--- DATA SHOWN ---
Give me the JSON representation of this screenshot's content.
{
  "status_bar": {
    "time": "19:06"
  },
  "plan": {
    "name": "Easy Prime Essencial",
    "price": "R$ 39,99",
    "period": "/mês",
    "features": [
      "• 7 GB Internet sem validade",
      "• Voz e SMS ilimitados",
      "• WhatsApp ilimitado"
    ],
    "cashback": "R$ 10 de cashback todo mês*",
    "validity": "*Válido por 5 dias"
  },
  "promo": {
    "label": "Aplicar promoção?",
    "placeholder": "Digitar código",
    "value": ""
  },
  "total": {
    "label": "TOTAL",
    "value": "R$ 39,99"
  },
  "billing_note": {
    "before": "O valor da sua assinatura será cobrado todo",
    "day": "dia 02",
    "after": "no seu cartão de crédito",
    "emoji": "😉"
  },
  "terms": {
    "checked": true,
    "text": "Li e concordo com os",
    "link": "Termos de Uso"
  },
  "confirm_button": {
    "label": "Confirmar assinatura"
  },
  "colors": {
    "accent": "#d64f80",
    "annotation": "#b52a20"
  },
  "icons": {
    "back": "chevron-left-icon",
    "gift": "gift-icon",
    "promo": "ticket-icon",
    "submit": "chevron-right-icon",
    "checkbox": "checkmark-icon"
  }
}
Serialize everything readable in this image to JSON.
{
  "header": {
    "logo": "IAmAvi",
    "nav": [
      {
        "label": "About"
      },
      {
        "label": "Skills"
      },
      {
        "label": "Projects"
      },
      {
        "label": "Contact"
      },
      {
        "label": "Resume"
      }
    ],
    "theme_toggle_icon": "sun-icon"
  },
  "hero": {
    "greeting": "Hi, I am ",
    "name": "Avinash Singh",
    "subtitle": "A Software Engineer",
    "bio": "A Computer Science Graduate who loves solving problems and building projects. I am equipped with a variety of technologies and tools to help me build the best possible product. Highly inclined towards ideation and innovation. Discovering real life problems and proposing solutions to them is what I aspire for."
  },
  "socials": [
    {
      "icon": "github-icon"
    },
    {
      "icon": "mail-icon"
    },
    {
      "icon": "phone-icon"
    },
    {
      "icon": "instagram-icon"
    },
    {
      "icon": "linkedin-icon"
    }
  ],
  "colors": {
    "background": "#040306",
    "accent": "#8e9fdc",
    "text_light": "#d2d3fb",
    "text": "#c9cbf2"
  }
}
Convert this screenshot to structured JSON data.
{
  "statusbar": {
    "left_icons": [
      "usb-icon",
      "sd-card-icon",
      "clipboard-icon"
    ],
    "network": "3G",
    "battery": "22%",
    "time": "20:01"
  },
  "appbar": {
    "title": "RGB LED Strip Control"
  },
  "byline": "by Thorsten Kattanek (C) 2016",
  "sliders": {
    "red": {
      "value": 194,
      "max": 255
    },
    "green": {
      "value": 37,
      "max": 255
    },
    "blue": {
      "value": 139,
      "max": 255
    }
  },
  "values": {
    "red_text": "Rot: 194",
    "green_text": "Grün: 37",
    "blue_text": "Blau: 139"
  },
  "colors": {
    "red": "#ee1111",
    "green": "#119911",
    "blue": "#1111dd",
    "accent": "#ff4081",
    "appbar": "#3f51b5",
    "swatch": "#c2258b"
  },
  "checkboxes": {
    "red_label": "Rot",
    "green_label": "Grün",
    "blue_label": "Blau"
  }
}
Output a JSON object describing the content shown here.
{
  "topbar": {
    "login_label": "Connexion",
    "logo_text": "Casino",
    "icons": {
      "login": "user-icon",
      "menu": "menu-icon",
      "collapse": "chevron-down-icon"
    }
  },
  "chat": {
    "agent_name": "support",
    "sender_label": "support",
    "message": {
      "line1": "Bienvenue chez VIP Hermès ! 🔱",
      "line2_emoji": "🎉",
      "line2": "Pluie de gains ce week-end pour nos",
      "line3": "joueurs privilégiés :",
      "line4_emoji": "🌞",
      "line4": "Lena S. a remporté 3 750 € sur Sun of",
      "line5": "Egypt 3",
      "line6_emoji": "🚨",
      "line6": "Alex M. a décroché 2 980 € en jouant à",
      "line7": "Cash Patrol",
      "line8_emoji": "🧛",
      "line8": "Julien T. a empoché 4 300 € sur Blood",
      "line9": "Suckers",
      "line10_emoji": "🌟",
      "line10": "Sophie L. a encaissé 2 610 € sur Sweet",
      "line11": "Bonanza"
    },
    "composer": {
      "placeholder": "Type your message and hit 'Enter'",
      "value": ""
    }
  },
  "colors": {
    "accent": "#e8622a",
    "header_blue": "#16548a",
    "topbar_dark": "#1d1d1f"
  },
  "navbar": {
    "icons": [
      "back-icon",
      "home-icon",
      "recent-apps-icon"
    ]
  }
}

--- TASK BRIEF ---
Read the entries and select each line where the word "support" is found.

--- ANSWER TO THE PROBLEM ---
    "agent_name": "support",
    "sender_label": "support",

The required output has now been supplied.